** START OF Provided records **

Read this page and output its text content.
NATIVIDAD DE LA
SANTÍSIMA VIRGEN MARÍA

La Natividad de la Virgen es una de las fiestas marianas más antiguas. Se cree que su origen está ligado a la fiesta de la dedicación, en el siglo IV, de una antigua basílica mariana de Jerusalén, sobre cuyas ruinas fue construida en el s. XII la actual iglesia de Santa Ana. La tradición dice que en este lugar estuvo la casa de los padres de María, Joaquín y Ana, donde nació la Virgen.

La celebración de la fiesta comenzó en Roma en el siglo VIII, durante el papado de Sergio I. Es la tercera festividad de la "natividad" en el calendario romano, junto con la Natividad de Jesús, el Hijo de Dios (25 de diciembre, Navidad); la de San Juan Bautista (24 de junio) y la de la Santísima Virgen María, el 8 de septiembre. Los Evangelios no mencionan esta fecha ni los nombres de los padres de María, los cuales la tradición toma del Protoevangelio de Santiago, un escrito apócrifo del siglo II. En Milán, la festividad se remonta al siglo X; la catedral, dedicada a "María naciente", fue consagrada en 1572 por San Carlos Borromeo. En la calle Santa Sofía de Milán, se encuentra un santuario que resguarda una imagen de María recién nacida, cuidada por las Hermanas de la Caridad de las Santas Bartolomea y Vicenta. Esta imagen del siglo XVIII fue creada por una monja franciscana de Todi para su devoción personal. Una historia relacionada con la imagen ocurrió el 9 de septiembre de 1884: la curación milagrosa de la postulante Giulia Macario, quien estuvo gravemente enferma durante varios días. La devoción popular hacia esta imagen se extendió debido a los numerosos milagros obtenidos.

** END OF Provided records **

Given request >>
Reproduce all the records precisely.

Task answer >>
Read this page and output its text content.
NATIVIDAD DE LA
SANTÍSIMA VIRGEN MARÍA

La Natividad de la Virgen es una de las fiestas marianas más antiguas. Se cree que su origen está ligado a la fiesta de la dedicación, en el siglo IV, de una antigua basílica mariana de Jerusalén, sobre cuyas ruinas fue construida en el s. XII la actual iglesia de Santa Ana. La tradición dice que en este lugar estuvo la casa de los padres de María, Joaquín y Ana, donde nació la Virgen.

La celebración de la fiesta comenzó en Roma en el siglo VIII, durante el papado de Sergio I. Es la tercera festividad de la "natividad" en el calendario romano, junto con la Natividad de Jesús, el Hijo de Dios (25 de diciembre, Navidad); la de San Juan Bautista (24 de junio) y la de la Santísima Virgen María, el 8 de septiembre. Los Evangelios no mencionan esta fecha ni los nombres de los padres de María, los cuales la tradición toma del Protoevangelio de Santiago, un escrito apócrifo del siglo II. En Milán, la festividad se remonta al siglo X; la catedral, dedicada a "María naciente", fue consagrada en 1572 por San Carlos Borromeo. En la calle Santa Sofía de Milán, se encuentra un santuario que resguarda una imagen de María recién nacida, cuidada por las Hermanas de la Caridad de las Santas Bartolomea y Vicenta. Esta imagen del siglo XVIII fue creada por una monja franciscana de Todi para su devoción personal. Una historia relacionada con la imagen ocurrió el 9 de septiembre de 1884: la curación milagrosa de la postulante Giulia Macario, quien estuvo gravemente enferma durante varios días. La devoción popular hacia esta imagen se extendió debido a los numerosos milagros obtenidos.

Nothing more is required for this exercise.